* **DATA**:
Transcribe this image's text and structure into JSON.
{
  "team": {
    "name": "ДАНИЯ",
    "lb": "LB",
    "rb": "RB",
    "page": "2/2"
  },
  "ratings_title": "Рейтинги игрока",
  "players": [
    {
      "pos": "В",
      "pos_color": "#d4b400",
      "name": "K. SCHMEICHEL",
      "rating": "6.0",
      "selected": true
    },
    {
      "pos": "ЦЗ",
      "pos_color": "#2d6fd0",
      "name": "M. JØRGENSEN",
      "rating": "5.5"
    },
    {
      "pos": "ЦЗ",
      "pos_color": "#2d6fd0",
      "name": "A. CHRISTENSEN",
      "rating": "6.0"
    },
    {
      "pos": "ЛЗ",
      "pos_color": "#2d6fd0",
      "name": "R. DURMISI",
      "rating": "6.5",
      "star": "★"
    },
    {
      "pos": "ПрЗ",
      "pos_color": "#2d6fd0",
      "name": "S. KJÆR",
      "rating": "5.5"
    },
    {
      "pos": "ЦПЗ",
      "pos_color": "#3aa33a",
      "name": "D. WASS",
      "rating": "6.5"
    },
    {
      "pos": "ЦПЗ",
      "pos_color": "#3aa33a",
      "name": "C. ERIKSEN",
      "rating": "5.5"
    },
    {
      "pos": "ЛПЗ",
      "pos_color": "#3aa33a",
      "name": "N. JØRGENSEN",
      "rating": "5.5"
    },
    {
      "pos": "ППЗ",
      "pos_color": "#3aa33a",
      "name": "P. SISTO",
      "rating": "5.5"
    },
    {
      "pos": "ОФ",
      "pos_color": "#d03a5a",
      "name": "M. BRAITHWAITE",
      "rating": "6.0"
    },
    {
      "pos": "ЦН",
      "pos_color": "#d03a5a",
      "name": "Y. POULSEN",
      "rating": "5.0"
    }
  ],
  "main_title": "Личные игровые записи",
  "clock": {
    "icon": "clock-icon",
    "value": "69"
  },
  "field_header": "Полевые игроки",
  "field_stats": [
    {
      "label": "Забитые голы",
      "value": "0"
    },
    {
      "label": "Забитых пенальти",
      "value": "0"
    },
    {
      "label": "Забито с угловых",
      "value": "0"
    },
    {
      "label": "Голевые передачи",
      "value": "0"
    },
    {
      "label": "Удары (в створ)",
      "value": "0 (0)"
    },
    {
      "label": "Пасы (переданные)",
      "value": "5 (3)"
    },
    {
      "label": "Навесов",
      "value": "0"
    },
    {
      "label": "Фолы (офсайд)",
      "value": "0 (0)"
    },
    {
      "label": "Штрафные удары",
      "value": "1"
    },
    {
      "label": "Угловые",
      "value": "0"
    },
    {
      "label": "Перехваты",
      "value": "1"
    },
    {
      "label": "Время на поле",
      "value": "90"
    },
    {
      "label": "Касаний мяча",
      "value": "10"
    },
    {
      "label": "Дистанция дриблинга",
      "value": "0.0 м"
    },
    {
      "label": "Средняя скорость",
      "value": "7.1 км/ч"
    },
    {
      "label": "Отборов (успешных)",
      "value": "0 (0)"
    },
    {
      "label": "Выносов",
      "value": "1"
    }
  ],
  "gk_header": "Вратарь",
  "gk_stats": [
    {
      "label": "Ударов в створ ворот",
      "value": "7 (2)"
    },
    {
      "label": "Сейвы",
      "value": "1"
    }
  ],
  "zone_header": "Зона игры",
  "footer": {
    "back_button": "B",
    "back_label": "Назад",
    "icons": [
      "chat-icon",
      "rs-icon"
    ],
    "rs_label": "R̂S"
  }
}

* **EXERCISE DETAILS**: Transcribe the entire listing above precisely.

* **TASK ANSWER**:
Transcribe this image's text and structure into JSON.
{
  "team": {
    "name": "ДАНИЯ",
    "lb": "LB",
    "rb": "RB",
    "page": "2/2"
  },
  "ratings_title": "Рейтинги игрока",
  "players": [
    {
      "pos": "В",
      "pos_color": "#d4b400",
      "name": "K. SCHMEICHEL",
      "rating": "6.0",
      "selected": true
    },
    {
      "pos": "ЦЗ",
      "pos_color": "#2d6fd0",
      "name": "M. JØRGENSEN",
      "rating": "5.5"
    },
    {
      "pos": "ЦЗ",
      "pos_color": "#2d6fd0",
      "name": "A. CHRISTENSEN",
      "rating": "6.0"
    },
    {
      "pos": "ЛЗ",
      "pos_color": "#2d6fd0",
      "name": "R. DURMISI",
      "rating": "6.5",
      "star": "★"
    },
    {
      "pos": "ПрЗ",
      "pos_color": "#2d6fd0",
      "name": "S. KJÆR",
      "rating": "5.5"
    },
    {
      "pos": "ЦПЗ",
      "pos_color": "#3aa33a",
      "name": "D. WASS",
      "rating": "6.5"
    },
    {
      "pos": "ЦПЗ",
      "pos_color": "#3aa33a",
      "name": "C. ERIKSEN",
      "rating": "5.5"
    },
    {
      "pos": "ЛПЗ",
      "pos_color": "#3aa33a",
      "name": "N. JØRGENSEN",
      "rating": "5.5"
    },
    {
      "pos": "ППЗ",
      "pos_color": "#3aa33a",
      "name": "P. SISTO",
      "rating": "5.5"
    },
    {
      "pos": "ОФ",
      "pos_color": "#d03a5a",
      "name": "M. BRAITHWAITE",
      "rating": "6.0"
    },
    {
      "pos": "ЦН",
      "pos_color": "#d03a5a",
      "name": "Y. POULSEN",
      "rating": "5.0"
    }
  ],
  "main_title": "Личные игровые записи",
  "clock": {
    "icon": "clock-icon",
    "value": "69"
  },
  "field_header": "Полевые игроки",
  "field_stats": [
    {
      "label": "Забитые голы",
      "value": "0"
    },
    {
      "label": "Забитых пенальти",
      "value": "0"
    },
    {
      "label": "Забито с угловых",
      "value": "0"
    },
    {
      "label": "Голевые передачи",
      "value": "0"
    },
    {
      "label": "Удары (в створ)",
      "value": "0 (0)"
    },
    {
      "label": "Пасы (переданные)",
      "value": "5 (3)"
    },
    {
      "label": "Навесов",
      "value": "0"
    },
    {
      "label": "Фолы (офсайд)",
      "value": "0 (0)"
    },
    {
      "label": "Штрафные удары",
      "value": "1"
    },
    {
      "label": "Угловые",
      "value": "0"
    },
    {
      "label": "Перехваты",
      "value": "1"
    },
    {
      "label": "Время на поле",
      "value": "90"
    },
    {
      "label": "Касаний мяча",
      "value": "10"
    },
    {
      "label": "Дистанция дриблинга",
      "value": "0.0 м"
    },
    {
      "label": "Средняя скорость",
      "value": "7.1 км/ч"
    },
    {
      "label": "Отборов (успешных)",
      "value": "0 (0)"
    },
    {
      "label": "Выносов",
      "value": "1"
    }
  ],
  "gk_header": "Вратарь",
  "gk_stats": [
    {
      "label": "Ударов в створ ворот",
      "value": "7 (2)"
    },
    {
      "label": "Сейвы",
      "value": "1"
    }
  ],
  "zone_header": "Зона игры",
  "footer": {
    "back_button": "B",
    "back_label": "Назад",
    "icons": [
      "chat-icon",
      "rs-icon"
    ],
    "rs_label": "R̂S"
  }
}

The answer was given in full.